— start —

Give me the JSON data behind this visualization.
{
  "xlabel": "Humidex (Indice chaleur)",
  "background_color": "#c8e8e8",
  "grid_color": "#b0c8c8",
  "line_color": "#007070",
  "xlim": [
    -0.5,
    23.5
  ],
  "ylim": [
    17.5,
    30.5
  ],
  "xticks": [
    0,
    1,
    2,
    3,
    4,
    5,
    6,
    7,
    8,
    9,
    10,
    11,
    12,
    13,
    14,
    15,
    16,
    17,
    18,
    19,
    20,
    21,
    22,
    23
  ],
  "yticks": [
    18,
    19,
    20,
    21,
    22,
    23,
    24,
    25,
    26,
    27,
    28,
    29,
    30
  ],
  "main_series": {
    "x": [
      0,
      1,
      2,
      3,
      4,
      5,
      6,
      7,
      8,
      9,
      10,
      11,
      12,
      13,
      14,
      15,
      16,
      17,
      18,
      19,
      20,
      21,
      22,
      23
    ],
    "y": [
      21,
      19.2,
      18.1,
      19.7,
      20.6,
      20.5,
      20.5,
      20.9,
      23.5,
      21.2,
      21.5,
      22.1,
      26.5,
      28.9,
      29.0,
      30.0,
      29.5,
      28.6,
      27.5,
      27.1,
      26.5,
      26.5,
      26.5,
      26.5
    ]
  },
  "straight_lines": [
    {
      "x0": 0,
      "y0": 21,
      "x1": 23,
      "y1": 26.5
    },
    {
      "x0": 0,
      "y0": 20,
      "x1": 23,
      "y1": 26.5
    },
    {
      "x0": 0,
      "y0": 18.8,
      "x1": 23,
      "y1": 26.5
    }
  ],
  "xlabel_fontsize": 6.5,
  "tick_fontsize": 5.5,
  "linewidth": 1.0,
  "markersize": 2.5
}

— end —

= What is needed =
Write out every entry verbatim.

= Complete response =
Give me the JSON data behind this visualization.
{
  "xlabel": "Humidex (Indice chaleur)",
  "background_color": "#c8e8e8",
  "grid_color": "#b0c8c8",
  "line_color": "#007070",
  "xlim": [
    -0.5,
    23.5
  ],
  "ylim": [
    17.5,
    30.5
  ],
  "xticks": [
    0,
    1,
    2,
    3,
    4,
    5,
    6,
    7,
    8,
    9,
    10,
    11,
    12,
    13,
    14,
    15,
    16,
    17,
    18,
    19,
    20,
    21,
    22,
    23
  ],
  "yticks": [
    18,
    19,
    20,
    21,
    22,
    23,
    24,
    25,
    26,
    27,
    28,
    29,
    30
  ],
  "main_series": {
    "x": [
      0,
      1,
      2,
      3,
      4,
      5,
      6,
      7,
      8,
      9,
      10,
      11,
      12,
      13,
      14,
      15,
      16,
      17,
      18,
      19,
      20,
      21,
      22,
      23
    ],
    "y": [
      21,
      19.2,
      18.1,
      19.7,
      20.6,
      20.5,
      20.5,
      20.9,
      23.5,
      21.2,
      21.5,
      22.1,
      26.5,
      28.9,
      29.0,
      30.0,
      29.5,
      28.6,
      27.5,
      27.1,
      26.5,
      26.5,
      26.5,
      26.5
    ]
  },
  "straight_lines": [
    {
      "x0": 0,
      "y0": 21,
      "x1": 23,
      "y1": 26.5
    },
    {
      "x0": 0,
      "y0": 20,
      "x1": 23,
      "y1": 26.5
    },
    {
      "x0": 0,
      "y0": 18.8,
      "x1": 23,
      "y1": 26.5
    }
  ],
  "xlabel_fontsize": 6.5,
  "tick_fontsize": 5.5,
  "linewidth": 1.0,
  "markersize": 2.5
}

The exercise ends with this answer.